- **Task description**: Repeat the material below word for word and leave out all pictures.

- **Exercise material**:
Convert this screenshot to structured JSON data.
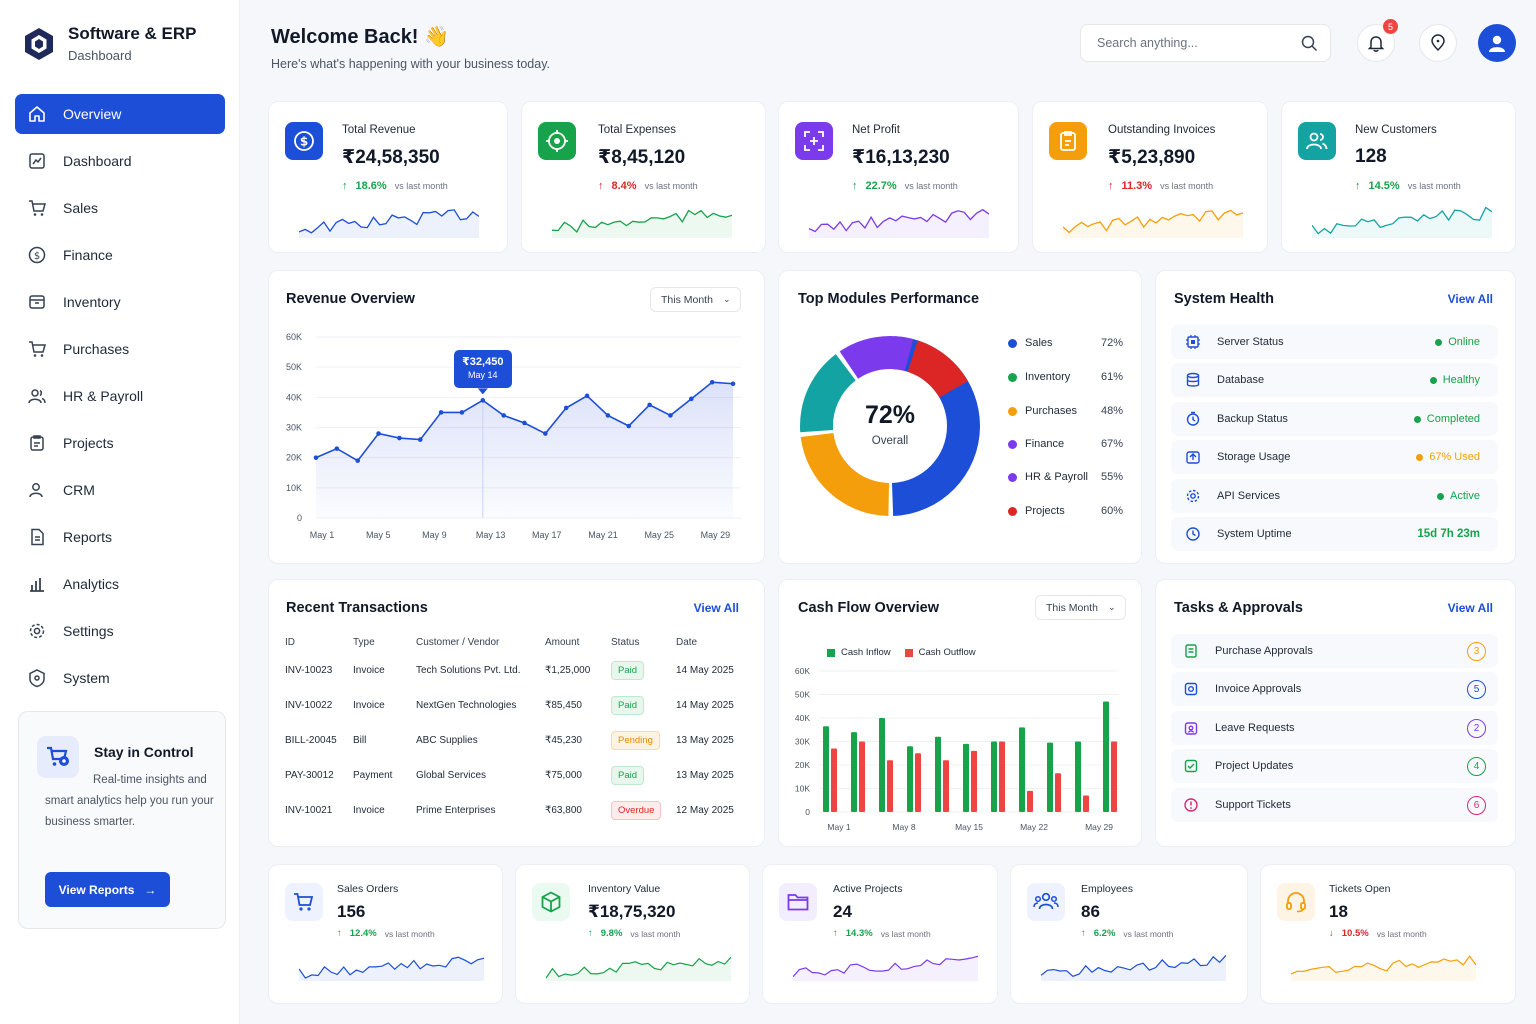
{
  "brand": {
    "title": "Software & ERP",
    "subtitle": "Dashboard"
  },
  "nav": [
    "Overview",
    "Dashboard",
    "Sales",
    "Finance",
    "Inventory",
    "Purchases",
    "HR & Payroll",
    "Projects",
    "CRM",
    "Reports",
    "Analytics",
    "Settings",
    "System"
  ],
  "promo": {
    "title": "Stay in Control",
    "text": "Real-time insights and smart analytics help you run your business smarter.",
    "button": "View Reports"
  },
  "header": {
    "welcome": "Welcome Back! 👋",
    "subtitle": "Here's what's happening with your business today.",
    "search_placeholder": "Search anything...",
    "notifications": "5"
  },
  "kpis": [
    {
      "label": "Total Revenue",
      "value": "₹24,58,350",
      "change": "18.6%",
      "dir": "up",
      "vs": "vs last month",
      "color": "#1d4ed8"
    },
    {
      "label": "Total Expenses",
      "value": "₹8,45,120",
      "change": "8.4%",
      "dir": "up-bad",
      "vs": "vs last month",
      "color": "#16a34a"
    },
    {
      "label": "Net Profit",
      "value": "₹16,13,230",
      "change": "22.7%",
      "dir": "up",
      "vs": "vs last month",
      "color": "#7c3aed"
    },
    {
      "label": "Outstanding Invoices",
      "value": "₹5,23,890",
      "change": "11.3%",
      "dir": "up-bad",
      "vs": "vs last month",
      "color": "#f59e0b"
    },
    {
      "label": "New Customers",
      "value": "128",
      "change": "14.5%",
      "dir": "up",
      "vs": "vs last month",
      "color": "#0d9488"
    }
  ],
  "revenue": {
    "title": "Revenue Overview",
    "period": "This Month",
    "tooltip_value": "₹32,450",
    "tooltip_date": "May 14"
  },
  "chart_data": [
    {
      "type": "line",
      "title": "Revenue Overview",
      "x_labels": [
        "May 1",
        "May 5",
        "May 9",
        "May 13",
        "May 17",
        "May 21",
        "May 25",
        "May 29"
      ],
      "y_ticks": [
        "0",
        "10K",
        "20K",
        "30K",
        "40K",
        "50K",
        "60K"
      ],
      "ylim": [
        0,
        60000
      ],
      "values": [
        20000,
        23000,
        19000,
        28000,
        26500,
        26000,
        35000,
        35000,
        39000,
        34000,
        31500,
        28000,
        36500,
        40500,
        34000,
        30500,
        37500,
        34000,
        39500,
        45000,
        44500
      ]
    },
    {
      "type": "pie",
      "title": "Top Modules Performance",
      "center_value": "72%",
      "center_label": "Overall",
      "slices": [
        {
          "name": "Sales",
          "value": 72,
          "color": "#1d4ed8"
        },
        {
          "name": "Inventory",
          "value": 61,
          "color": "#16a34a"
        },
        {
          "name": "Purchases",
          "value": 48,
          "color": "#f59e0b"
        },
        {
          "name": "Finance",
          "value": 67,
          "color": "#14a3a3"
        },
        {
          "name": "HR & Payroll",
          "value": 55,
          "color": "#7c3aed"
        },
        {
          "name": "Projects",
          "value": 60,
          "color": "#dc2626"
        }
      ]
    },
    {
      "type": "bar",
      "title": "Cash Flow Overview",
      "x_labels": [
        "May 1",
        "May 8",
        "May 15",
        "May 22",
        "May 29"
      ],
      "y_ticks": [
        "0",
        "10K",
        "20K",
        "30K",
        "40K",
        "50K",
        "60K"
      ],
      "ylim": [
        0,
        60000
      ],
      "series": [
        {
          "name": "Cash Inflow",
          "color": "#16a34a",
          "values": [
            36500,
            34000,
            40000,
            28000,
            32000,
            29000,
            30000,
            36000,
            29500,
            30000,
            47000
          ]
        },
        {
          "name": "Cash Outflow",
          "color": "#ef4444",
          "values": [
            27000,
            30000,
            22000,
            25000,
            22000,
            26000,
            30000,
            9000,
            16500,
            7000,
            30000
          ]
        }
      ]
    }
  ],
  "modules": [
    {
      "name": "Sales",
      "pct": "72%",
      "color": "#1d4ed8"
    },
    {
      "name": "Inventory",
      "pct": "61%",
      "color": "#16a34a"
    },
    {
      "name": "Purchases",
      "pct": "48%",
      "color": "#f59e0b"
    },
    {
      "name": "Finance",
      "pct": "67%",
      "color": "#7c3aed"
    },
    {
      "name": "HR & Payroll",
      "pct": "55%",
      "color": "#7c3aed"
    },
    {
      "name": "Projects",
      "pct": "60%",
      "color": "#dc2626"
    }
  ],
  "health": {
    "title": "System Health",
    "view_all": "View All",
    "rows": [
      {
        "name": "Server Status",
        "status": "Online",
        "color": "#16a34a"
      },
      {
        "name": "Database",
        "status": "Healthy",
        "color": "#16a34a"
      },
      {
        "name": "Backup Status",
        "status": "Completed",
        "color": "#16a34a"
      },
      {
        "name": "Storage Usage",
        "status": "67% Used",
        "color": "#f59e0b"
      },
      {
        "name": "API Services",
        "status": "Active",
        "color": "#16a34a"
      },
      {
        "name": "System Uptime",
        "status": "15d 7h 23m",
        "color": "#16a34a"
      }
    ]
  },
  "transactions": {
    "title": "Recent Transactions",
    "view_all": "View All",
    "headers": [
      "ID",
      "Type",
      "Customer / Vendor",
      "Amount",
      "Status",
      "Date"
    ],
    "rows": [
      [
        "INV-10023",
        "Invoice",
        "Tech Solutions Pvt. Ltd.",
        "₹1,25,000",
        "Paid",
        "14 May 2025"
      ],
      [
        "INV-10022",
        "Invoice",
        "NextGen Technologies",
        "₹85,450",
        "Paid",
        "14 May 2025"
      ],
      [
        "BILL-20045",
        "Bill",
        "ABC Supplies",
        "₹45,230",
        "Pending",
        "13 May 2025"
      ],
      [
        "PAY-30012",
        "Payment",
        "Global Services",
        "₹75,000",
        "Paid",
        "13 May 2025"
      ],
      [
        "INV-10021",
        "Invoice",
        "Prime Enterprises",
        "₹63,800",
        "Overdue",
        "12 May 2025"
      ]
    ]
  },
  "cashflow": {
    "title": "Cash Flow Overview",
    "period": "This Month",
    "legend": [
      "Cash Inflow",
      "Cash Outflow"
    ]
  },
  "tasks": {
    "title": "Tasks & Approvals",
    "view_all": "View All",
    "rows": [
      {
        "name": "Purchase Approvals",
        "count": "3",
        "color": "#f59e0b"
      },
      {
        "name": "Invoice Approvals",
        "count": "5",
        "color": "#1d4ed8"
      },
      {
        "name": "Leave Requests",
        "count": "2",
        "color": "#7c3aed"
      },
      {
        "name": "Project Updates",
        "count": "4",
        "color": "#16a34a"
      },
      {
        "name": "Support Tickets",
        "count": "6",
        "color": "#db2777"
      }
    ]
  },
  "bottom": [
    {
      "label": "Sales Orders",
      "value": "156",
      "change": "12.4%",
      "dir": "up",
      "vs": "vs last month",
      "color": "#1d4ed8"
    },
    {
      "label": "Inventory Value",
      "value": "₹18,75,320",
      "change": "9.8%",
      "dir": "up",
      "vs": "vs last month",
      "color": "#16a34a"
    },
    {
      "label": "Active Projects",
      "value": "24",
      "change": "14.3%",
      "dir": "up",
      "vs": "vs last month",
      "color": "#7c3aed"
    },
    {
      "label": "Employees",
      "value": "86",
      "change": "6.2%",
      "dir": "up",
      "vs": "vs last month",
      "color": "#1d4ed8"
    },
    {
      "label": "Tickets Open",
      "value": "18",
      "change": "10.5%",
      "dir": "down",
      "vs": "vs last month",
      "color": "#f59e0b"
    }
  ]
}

- **The response**:
Convert this screenshot to structured JSON data.
{
  "brand": {
    "title": "Software & ERP",
    "subtitle": "Dashboard"
  },
  "nav": [
    "Overview",
    "Dashboard",
    "Sales",
    "Finance",
    "Inventory",
    "Purchases",
    "HR & Payroll",
    "Projects",
    "CRM",
    "Reports",
    "Analytics",
    "Settings",
    "System"
  ],
  "promo": {
    "title": "Stay in Control",
    "text": "Real-time insights and smart analytics help you run your business smarter.",
    "button": "View Reports"
  },
  "header": {
    "welcome": "Welcome Back! 👋",
    "subtitle": "Here's what's happening with your business today.",
    "search_placeholder": "Search anything...",
    "notifications": "5"
  },
  "kpis": [
    {
      "label": "Total Revenue",
      "value": "₹24,58,350",
      "change": "18.6%",
      "dir": "up",
      "vs": "vs last month",
      "color": "#1d4ed8"
    },
    {
      "label": "Total Expenses",
      "value": "₹8,45,120",
      "change": "8.4%",
      "dir": "up-bad",
      "vs": "vs last month",
      "color": "#16a34a"
    },
    {
      "label": "Net Profit",
      "value": "₹16,13,230",
      "change": "22.7%",
      "dir": "up",
      "vs": "vs last month",
      "color": "#7c3aed"
    },
    {
      "label": "Outstanding Invoices",
      "value": "₹5,23,890",
      "change": "11.3%",
      "dir": "up-bad",
      "vs": "vs last month",
      "color": "#f59e0b"
    },
    {
      "label": "New Customers",
      "value": "128",
      "change": "14.5%",
      "dir": "up",
      "vs": "vs last month",
      "color": "#0d9488"
    }
  ],
  "revenue": {
    "title": "Revenue Overview",
    "period": "This Month",
    "tooltip_value": "₹32,450",
    "tooltip_date": "May 14"
  },
  "chart_data": [
    {
      "type": "line",
      "title": "Revenue Overview",
      "x_labels": [
        "May 1",
        "May 5",
        "May 9",
        "May 13",
        "May 17",
        "May 21",
        "May 25",
        "May 29"
      ],
      "y_ticks": [
        "0",
        "10K",
        "20K",
        "30K",
        "40K",
        "50K",
        "60K"
      ],
      "ylim": [
        0,
        60000
      ],
      "values": [
        20000,
        23000,
        19000,
        28000,
        26500,
        26000,
        35000,
        35000,
        39000,
        34000,
        31500,
        28000,
        36500,
        40500,
        34000,
        30500,
        37500,
        34000,
        39500,
        45000,
        44500
      ]
    },
    {
      "type": "pie",
      "title": "Top Modules Performance",
      "center_value": "72%",
      "center_label": "Overall",
      "slices": [
        {
          "name": "Sales",
          "value": 72,
          "color": "#1d4ed8"
        },
        {
          "name": "Inventory",
          "value": 61,
          "color": "#16a34a"
        },
        {
          "name": "Purchases",
          "value": 48,
          "color": "#f59e0b"
        },
        {
          "name": "Finance",
          "value": 67,
          "color": "#14a3a3"
        },
        {
          "name": "HR & Payroll",
          "value": 55,
          "color": "#7c3aed"
        },
        {
          "name": "Projects",
          "value": 60,
          "color": "#dc2626"
        }
      ]
    },
    {
      "type": "bar",
      "title": "Cash Flow Overview",
      "x_labels": [
        "May 1",
        "May 8",
        "May 15",
        "May 22",
        "May 29"
      ],
      "y_ticks": [
        "0",
        "10K",
        "20K",
        "30K",
        "40K",
        "50K",
        "60K"
      ],
      "ylim": [
        0,
        60000
      ],
      "series": [
        {
          "name": "Cash Inflow",
          "color": "#16a34a",
          "values": [
            36500,
            34000,
            40000,
            28000,
            32000,
            29000,
            30000,
            36000,
            29500,
            30000,
            47000
          ]
        },
        {
          "name": "Cash Outflow",
          "color": "#ef4444",
          "values": [
            27000,
            30000,
            22000,
            25000,
            22000,
            26000,
            30000,
            9000,
            16500,
            7000,
            30000
          ]
        }
      ]
    }
  ],
  "modules": [
    {
      "name": "Sales",
      "pct": "72%",
      "color": "#1d4ed8"
    },
    {
      "name": "Inventory",
      "pct": "61%",
      "color": "#16a34a"
    },
    {
      "name": "Purchases",
      "pct": "48%",
      "color": "#f59e0b"
    },
    {
      "name": "Finance",
      "pct": "67%",
      "color": "#7c3aed"
    },
    {
      "name": "HR & Payroll",
      "pct": "55%",
      "color": "#7c3aed"
    },
    {
      "name": "Projects",
      "pct": "60%",
      "color": "#dc2626"
    }
  ],
  "health": {
    "title": "System Health",
    "view_all": "View All",
    "rows": [
      {
        "name": "Server Status",
        "status": "Online",
        "color": "#16a34a"
      },
      {
        "name": "Database",
        "status": "Healthy",
        "color": "#16a34a"
      },
      {
        "name": "Backup Status",
        "status": "Completed",
        "color": "#16a34a"
      },
      {
        "name": "Storage Usage",
        "status": "67% Used",
        "color": "#f59e0b"
      },
      {
        "name": "API Services",
        "status": "Active",
        "color": "#16a34a"
      },
      {
        "name": "System Uptime",
        "status": "15d 7h 23m",
        "color": "#16a34a"
      }
    ]
  },
  "transactions": {
    "title": "Recent Transactions",
    "view_all": "View All",
    "headers": [
      "ID",
      "Type",
      "Customer / Vendor",
      "Amount",
      "Status",
      "Date"
    ],
    "rows": [
      [
        "INV-10023",
        "Invoice",
        "Tech Solutions Pvt. Ltd.",
        "₹1,25,000",
        "Paid",
        "14 May 2025"
      ],
      [
        "INV-10022",
        "Invoice",
        "NextGen Technologies",
        "₹85,450",
        "Paid",
        "14 May 2025"
      ],
      [
        "BILL-20045",
        "Bill",
        "ABC Supplies",
        "₹45,230",
        "Pending",
        "13 May 2025"
      ],
      [
        "PAY-30012",
        "Payment",
        "Global Services",
        "₹75,000",
        "Paid",
        "13 May 2025"
      ],
      [
        "INV-10021",
        "Invoice",
        "Prime Enterprises",
        "₹63,800",
        "Overdue",
        "12 May 2025"
      ]
    ]
  },
  "cashflow": {
    "title": "Cash Flow Overview",
    "period": "This Month",
    "legend": [
      "Cash Inflow",
      "Cash Outflow"
    ]
  },
  "tasks": {
    "title": "Tasks & Approvals",
    "view_all": "View All",
    "rows": [
      {
        "name": "Purchase Approvals",
        "count": "3",
        "color": "#f59e0b"
      },
      {
        "name": "Invoice Approvals",
        "count": "5",
        "color": "#1d4ed8"
      },
      {
        "name": "Leave Requests",
        "count": "2",
        "color": "#7c3aed"
      },
      {
        "name": "Project Updates",
        "count": "4",
        "color": "#16a34a"
      },
      {
        "name": "Support Tickets",
        "count": "6",
        "color": "#db2777"
      }
    ]
  },
  "bottom": [
    {
      "label": "Sales Orders",
      "value": "156",
      "change": "12.4%",
      "dir": "up",
      "vs": "vs last month",
      "color": "#1d4ed8"
    },
    {
      "label": "Inventory Value",
      "value": "₹18,75,320",
      "change": "9.8%",
      "dir": "up",
      "vs": "vs last month",
      "color": "#16a34a"
    },
    {
      "label": "Active Projects",
      "value": "24",
      "change": "14.3%",
      "dir": "up",
      "vs": "vs last month",
      "color": "#7c3aed"
    },
    {
      "label": "Employees",
      "value": "86",
      "change": "6.2%",
      "dir": "up",
      "vs": "vs last month",
      "color": "#1d4ed8"
    },
    {
      "label": "Tickets Open",
      "value": "18",
      "change": "10.5%",
      "dir": "down",
      "vs": "vs last month",
      "color": "#f59e0b"
    }
  ]
}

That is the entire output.